**READING PASSAGE:**

=== Section Start ===

By default, apt-rdepends shows a listing of each dependency a package has. It will also look at each of these fulfilling packages, and recursively lists their dependencies.
OPTIONS
-b , --build-depends
Show build dependencies instead of normal package dependencies.
-d , --dotty
dotty takes a list of packages on the command line and generates output suitable for use by springgraph (1). The result will be a set of nodes and edges representing the relationships between the packages. By default the given packages will trace out all dependent packages which can produce a very large graph.
Blue lines are pre-depends, green lines are conflicts, yellow lines are suggests, orange lines are recommends, red lines are replaces, and black lines are depends.
Caution, dotty cannot graph larger sets of packages.
-p , --print-state
Shows the state of each dependency after each package version. See --state-follow and --state-show for why this is useful.
-r , --reverse
Shows the listings of each package that depends on a package. Furthermore, it will look at these dependent packages, and find their dependers.
-f , --follow= DEPENDS
A comma-separated list of DEPENDS types to follow recursively. By default, it only follows the Depends and PreDepends types.
The possible values for DEPENDS are: Depends , PreDepends , Suggests , Recommends , Conflicts , Replaces , and Obsoletes .
In --build-depends mode, the possible values are: Build-Depends , Build-Depends-Indep , Build-Conflicts , Build-Conflicts-Indep .
-s , --show= DEPENDS
A comma-separated list of DEPENDS types to show, when displaying a listing. By default, it only shows the Depends and PreDepends types.
--state-follow=
STATES
--state-show=
STATES
These two options are similar to --follow and --show . They both deal with the current state of a package. By default, the value of STATES is Unknown , NotInstalled , UnPacked , HalfConfigured , HalfInstalled , ConfigFiles , and Installed .

=== Section End ===

Document layout analysis data
=== Section Start ===

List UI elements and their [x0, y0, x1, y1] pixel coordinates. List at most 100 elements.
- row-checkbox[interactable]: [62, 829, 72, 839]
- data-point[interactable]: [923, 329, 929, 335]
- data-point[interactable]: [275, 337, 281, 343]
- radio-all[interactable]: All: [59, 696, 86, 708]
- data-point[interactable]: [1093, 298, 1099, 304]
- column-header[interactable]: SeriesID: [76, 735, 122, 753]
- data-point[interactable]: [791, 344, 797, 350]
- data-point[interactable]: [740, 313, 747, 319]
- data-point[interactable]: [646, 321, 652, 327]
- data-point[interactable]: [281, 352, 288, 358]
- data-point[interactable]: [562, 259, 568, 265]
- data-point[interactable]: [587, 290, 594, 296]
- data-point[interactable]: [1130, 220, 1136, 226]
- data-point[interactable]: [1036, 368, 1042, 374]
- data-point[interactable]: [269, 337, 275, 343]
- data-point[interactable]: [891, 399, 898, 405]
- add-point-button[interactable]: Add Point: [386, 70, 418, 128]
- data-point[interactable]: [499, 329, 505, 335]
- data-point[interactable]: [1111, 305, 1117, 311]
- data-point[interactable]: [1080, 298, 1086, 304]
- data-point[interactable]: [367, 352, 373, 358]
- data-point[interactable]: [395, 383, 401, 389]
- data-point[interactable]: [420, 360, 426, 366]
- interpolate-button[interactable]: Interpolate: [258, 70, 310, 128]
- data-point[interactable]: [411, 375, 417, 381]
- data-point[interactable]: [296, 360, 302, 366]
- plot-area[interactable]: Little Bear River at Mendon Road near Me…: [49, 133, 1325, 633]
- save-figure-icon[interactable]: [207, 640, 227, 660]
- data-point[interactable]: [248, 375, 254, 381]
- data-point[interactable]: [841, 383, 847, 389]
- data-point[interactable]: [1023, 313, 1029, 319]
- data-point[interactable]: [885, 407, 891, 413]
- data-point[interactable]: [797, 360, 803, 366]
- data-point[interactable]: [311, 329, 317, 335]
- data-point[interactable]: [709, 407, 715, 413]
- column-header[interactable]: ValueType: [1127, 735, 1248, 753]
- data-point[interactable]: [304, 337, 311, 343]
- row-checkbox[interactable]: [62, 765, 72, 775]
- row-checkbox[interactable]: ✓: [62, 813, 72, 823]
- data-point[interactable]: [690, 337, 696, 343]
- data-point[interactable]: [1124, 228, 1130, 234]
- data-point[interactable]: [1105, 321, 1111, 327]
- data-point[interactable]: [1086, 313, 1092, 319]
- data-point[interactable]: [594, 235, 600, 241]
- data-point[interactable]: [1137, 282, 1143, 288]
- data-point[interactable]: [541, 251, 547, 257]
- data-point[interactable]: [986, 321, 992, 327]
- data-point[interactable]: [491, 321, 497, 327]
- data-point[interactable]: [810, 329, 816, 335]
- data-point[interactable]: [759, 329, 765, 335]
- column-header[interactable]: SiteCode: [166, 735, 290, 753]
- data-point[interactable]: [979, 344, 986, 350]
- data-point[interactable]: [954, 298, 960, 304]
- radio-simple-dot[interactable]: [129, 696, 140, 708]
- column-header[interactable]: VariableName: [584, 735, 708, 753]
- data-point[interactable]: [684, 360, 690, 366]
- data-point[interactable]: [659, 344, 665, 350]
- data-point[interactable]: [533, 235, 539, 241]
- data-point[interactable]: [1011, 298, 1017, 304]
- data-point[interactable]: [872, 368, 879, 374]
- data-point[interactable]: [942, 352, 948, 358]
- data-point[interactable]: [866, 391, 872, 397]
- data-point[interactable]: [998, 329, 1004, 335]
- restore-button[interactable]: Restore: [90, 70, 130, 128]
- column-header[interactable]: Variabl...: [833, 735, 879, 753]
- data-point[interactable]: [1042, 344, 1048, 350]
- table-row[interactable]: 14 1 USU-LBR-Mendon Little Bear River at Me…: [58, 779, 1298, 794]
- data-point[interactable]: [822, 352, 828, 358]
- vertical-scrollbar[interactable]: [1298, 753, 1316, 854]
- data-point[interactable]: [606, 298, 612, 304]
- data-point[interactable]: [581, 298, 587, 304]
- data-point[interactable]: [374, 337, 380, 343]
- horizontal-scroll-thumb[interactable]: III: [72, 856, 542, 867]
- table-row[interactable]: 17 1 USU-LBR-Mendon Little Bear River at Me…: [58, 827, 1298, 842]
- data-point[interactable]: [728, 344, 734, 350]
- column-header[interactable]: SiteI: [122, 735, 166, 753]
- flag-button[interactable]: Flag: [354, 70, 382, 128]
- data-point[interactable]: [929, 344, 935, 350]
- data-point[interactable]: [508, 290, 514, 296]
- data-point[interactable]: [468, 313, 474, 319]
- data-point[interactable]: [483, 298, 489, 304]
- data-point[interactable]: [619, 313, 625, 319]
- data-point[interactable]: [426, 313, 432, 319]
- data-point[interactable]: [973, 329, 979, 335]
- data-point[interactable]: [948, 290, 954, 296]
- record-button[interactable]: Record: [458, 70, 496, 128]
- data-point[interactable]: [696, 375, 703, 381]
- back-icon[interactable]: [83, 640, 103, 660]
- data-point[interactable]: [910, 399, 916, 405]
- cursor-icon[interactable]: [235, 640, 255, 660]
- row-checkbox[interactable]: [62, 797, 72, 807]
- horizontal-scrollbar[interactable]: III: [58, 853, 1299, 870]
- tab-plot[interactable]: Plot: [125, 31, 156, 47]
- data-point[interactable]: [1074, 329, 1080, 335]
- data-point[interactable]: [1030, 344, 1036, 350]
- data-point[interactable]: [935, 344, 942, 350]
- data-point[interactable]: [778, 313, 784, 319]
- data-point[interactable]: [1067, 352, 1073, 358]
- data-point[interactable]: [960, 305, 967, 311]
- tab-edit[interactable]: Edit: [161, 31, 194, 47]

=== Section End ===

**TASK A:**
Answer these questions from the apt-rdepends text:
(i) In dotty output, what color are the lines for conflicts?
(ii) Which DEPENDS types does --follow follow by default?
(iii) What does the -b option show?
**TASK B:**
List every line color that the apt-rdepends text gives for dotty output, with the relationship each one marks.
Nothing in the items is needed for the tasks.

**EXERCISE RESPONSE A:**
(i) Green.
(ii) Depends and PreDepends.
(iii) Build dependencies instead of normal package dependencies.

**EXERCISE RESPONSE B:**
Blue: pre-depends
Green: conflicts
Yellow: suggests
Orange: recommends
Red: replaces
Black: depends